* [WHAT IS NEEDED]:
Reproduce every entry in the listing without alteration.

* [Data excerpts]:
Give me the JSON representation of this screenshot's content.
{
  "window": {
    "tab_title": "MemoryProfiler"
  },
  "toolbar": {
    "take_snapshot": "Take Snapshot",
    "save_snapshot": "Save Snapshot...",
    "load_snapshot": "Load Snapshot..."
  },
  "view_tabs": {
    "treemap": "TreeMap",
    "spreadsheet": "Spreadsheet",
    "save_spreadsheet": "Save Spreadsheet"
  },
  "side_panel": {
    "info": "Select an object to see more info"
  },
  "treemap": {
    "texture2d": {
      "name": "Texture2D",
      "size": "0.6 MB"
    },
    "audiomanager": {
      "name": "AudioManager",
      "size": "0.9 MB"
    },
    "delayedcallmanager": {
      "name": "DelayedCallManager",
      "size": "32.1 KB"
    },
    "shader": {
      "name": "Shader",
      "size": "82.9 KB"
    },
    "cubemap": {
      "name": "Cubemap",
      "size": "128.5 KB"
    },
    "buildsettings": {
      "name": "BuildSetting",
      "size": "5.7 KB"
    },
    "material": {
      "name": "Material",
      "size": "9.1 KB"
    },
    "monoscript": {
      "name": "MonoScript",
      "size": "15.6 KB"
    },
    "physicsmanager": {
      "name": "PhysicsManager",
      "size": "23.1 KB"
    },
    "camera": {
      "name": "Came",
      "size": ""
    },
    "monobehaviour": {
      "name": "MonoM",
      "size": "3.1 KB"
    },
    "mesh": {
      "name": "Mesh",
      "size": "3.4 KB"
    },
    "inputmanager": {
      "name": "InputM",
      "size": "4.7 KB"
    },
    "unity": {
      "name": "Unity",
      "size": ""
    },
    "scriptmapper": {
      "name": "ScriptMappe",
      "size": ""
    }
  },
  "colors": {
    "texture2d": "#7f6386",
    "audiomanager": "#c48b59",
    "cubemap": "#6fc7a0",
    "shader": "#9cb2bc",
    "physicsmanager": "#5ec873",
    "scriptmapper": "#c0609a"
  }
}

* [SOLUTION FOR THIS PROBLEM]:
Give me the JSON representation of this screenshot's content.
{
  "window": {
    "tab_title": "MemoryProfiler"
  },
  "toolbar": {
    "take_snapshot": "Take Snapshot",
    "save_snapshot": "Save Snapshot...",
    "load_snapshot": "Load Snapshot..."
  },
  "view_tabs": {
    "treemap": "TreeMap",
    "spreadsheet": "Spreadsheet",
    "save_spreadsheet": "Save Spreadsheet"
  },
  "side_panel": {
    "info": "Select an object to see more info"
  },
  "treemap": {
    "texture2d": {
      "name": "Texture2D",
      "size": "0.6 MB"
    },
    "audiomanager": {
      "name": "AudioManager",
      "size": "0.9 MB"
    },
    "delayedcallmanager": {
      "name": "DelayedCallManager",
      "size": "32.1 KB"
    },
    "shader": {
      "name": "Shader",
      "size": "82.9 KB"
    },
    "cubemap": {
      "name": "Cubemap",
      "size": "128.5 KB"
    },
    "buildsettings": {
      "name": "BuildSetting",
      "size": "5.7 KB"
    },
    "material": {
      "name": "Material",
      "size": "9.1 KB"
    },
    "monoscript": {
      "name": "MonoScript",
      "size": "15.6 KB"
    },
    "physicsmanager": {
      "name": "PhysicsManager",
      "size": "23.1 KB"
    },
    "camera": {
      "name": "Came",
      "size": ""
    },
    "monobehaviour": {
      "name": "MonoM",
      "size": "3.1 KB"
    },
    "mesh": {
      "name": "Mesh",
      "size": "3.4 KB"
    },
    "inputmanager": {
      "name": "InputM",
      "size": "4.7 KB"
    },
    "unity": {
      "name": "Unity",
      "size": ""
    },
    "scriptmapper": {
      "name": "ScriptMappe",
      "size": ""
    }
  },
  "colors": {
    "texture2d": "#7f6386",
    "audiomanager": "#c48b59",
    "cubemap": "#6fc7a0",
    "shader": "#9cb2bc",
    "physicsmanager": "#5ec873",
    "scriptmapper": "#c0609a"
  }
}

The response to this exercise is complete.